● The exercise
Copy every line of the records below that holds the word "title".

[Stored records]
○ ○ ○ ○

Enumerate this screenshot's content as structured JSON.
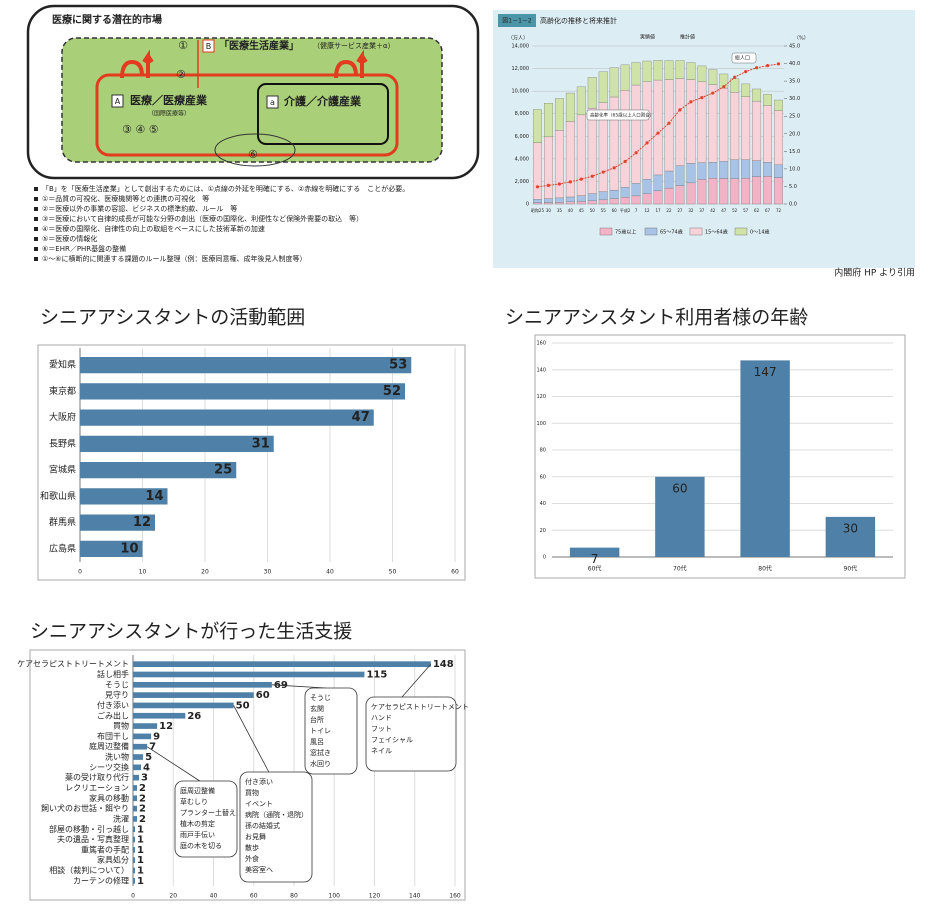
{
  "diagram": {
    "title": "医療に関する潜在的市場",
    "marker_1": "①",
    "box_b": "B",
    "b_label": "「医療生活産業」",
    "b_sub": "（健康サービス産業＋α）",
    "marker_2": "②",
    "box_a": "A",
    "a_label": "医療／医療産業",
    "a_sub": "（国際医療等）",
    "markers_345": "③ ④ ⑤",
    "box_small_a": "a",
    "care_label": "介護／介護産業",
    "marker_6": "⑥",
    "notes": [
      "「B」を「医療生活産業」として創出するためには、①点線の外延を明確にする、②赤線を明確にする　ことが必要。",
      "①＝品質の可視化、医療機関等との連携の可視化　等",
      "②＝医療以外の事業の容認、ビジネスの標準約款、ルール　等",
      "③＝医療において自律的成長が可能な分野の創出（医療の国際化、利便性など保険外需要の取込　等）",
      "④＝医療の国際化、自律性の向上の取組をベースにした技術革新の加速",
      "⑤＝医療の情報化",
      "⑥＝EHR／PHR基盤の整備",
      "①～⑥に横断的に関連する課題のルール整理（例：医療同意権、成年後見人制度等）"
    ]
  },
  "credit": "内閣府 HP より引用",
  "chart_data": [
    {
      "type": "stacked_bar",
      "figure_no": "図1－1－2",
      "title": "高齢化の推移と将来推計",
      "y_unit": "（万人）",
      "y2_unit": "（%）",
      "annotations": [
        "実績値",
        "推計値",
        "総人口",
        "高齢化率（65歳以上人口割合）"
      ],
      "categories": [
        "昭和25",
        "30",
        "35",
        "40",
        "45",
        "50",
        "55",
        "60",
        "平成2",
        "7",
        "12",
        "17",
        "22",
        "27",
        "32",
        "37",
        "42",
        "47",
        "52",
        "57",
        "62",
        "67",
        "72"
      ],
      "series": [
        {
          "name": "75歳以上",
          "color": "#f2b3c6",
          "values": [
            107,
            136,
            164,
            190,
            224,
            284,
            366,
            471,
            597,
            717,
            901,
            1164,
            1407,
            1632,
            1872,
            2180,
            2288,
            2260,
            2239,
            2277,
            2417,
            2446,
            2336
          ]
        },
        {
          "name": "65～74歳",
          "color": "#a8c3e6",
          "values": [
            309,
            339,
            378,
            433,
            516,
            632,
            721,
            761,
            892,
            1109,
            1301,
            1412,
            1517,
            1755,
            1747,
            1479,
            1407,
            1522,
            1681,
            1643,
            1424,
            1258,
            1133
          ]
        },
        {
          "name": "15～64歳",
          "color": "#f7d2d8",
          "values": [
            5017,
            5473,
            6000,
            6693,
            7157,
            7581,
            7883,
            8251,
            8590,
            8716,
            8622,
            8409,
            8103,
            7728,
            7406,
            7170,
            6875,
            6494,
            5978,
            5584,
            5275,
            4998,
            4793
          ]
        },
        {
          "name": "0～14歳",
          "color": "#cfe3a8",
          "values": [
            2943,
            2980,
            2807,
            2517,
            2482,
            2722,
            2751,
            2603,
            2249,
            2001,
            1847,
            1752,
            1680,
            1595,
            1507,
            1407,
            1321,
            1246,
            1194,
            1138,
            1077,
            1012,
            951
          ]
        },
        {
          "name": "高齢化率（65歳以上人口割合）",
          "color": "#e0452f",
          "axis": "y2",
          "values": [
            4.9,
            5.3,
            5.7,
            6.3,
            7.1,
            7.9,
            9.1,
            10.3,
            12.1,
            14.6,
            17.4,
            20.2,
            23.0,
            26.8,
            29.1,
            30.3,
            31.6,
            33.4,
            36.1,
            37.7,
            38.8,
            39.4,
            39.9
          ]
        }
      ],
      "ylim": [
        0,
        14000
      ],
      "yticks": [
        0,
        {
          "value": 2000,
          "label": "2,000"
        },
        {
          "value": 4000,
          "label": "4,000"
        },
        {
          "value": 6000,
          "label": "6,000"
        },
        {
          "value": 8000,
          "label": "8,000"
        },
        {
          "value": 10000,
          "label": "10,000"
        },
        {
          "value": 12000,
          "label": "12,000"
        },
        {
          "value": 14000,
          "label": "14,000"
        }
      ],
      "y2lim": [
        0,
        45
      ],
      "y2ticks": [
        {
          "value": 0,
          "label": "0.0"
        },
        {
          "value": 5,
          "label": "5.0"
        },
        {
          "value": 10,
          "label": "10.0"
        },
        {
          "value": 15,
          "label": "15.0"
        },
        {
          "value": 20,
          "label": "20.0"
        },
        {
          "value": 25,
          "label": "25.0"
        },
        {
          "value": 30,
          "label": "30.0"
        },
        {
          "value": 35,
          "label": "35.0"
        },
        {
          "value": 40,
          "label": "40.0"
        },
        {
          "value": 45,
          "label": "45.0"
        }
      ],
      "grid": true,
      "legend": "bottom"
    },
    {
      "type": "hbar",
      "title": "シニアアシスタントの活動範囲",
      "categories": [
        "愛知県",
        "東京都",
        "大阪府",
        "長野県",
        "宮城県",
        "和歌山県",
        "群馬県",
        "広島県"
      ],
      "values": [
        53,
        52,
        47,
        31,
        25,
        14,
        12,
        10
      ],
      "color": "#4f81a8",
      "xlim": [
        0,
        60
      ],
      "xticks": [
        0,
        10,
        20,
        30,
        40,
        50,
        60
      ],
      "grid": true
    },
    {
      "type": "bar",
      "title": "シニアアシスタント利用者様の年齢",
      "categories": [
        "60代",
        "70代",
        "80代",
        "90代"
      ],
      "values": [
        7,
        60,
        147,
        30
      ],
      "color": "#4f81a8",
      "ylim": [
        0,
        160
      ],
      "yticks": [
        0,
        20,
        40,
        60,
        80,
        100,
        120,
        140,
        160
      ],
      "grid": true
    },
    {
      "type": "hbar",
      "title": "シニアアシスタントが行った生活支援",
      "categories": [
        "ケアセラピストトリートメント",
        "話し相手",
        "そうじ",
        "見守り",
        "付き添い",
        "ごみ出し",
        "買物",
        "布団干し",
        "庭周辺整備",
        "洗い物",
        "シーツ交換",
        "薬の受け取り代行",
        "レクリエーション",
        "家具の移動",
        "飼い犬のお世話・餌やり",
        "洗濯",
        "部屋の移動・引っ越し",
        "夫の遺品・写真整理",
        "重篤者の手配",
        "家具処分",
        "相談（裁判について）",
        "カーテンの修理"
      ],
      "values": [
        148,
        115,
        69,
        60,
        50,
        26,
        12,
        9,
        7,
        5,
        4,
        3,
        2,
        2,
        2,
        2,
        1,
        1,
        1,
        1,
        1,
        1
      ],
      "color": "#4f81a8",
      "xlim": [
        0,
        160
      ],
      "xticks": [
        0,
        20,
        40,
        60,
        80,
        100,
        120,
        140,
        160
      ],
      "grid": true,
      "callouts": [
        {
          "lines": [
            "そうじ",
            "玄関",
            "台所",
            "トイレ",
            "風呂",
            "窓拭き",
            "水回り"
          ]
        },
        {
          "lines": [
            "ケアセラピストトリートメント",
            "ハンド",
            "フット",
            "フェイシャル",
            "ネイル"
          ]
        },
        {
          "lines": [
            "庭周辺整備",
            "草むしり",
            "プランター土替え",
            "植木の剪定",
            "雨戸手伝い",
            "庭の木を切る"
          ]
        },
        {
          "lines": [
            "付き添い",
            "買物",
            "イベント",
            "病院（通院・退院）",
            "孫の結婚式",
            "お見舞",
            "散歩",
            "外食",
            "美容室へ"
          ]
        }
      ]
    }
  ]
}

○ ○ ○ ○

● The answer
    "title": "医療に関する潜在的市場",
      "title": "高齢化の推移と将来推計",
      "title": "シニアアシスタントの活動範囲",
      "title": "シニアアシスタント利用者様の年齢",
      "title": "シニアアシスタントが行った生活支援",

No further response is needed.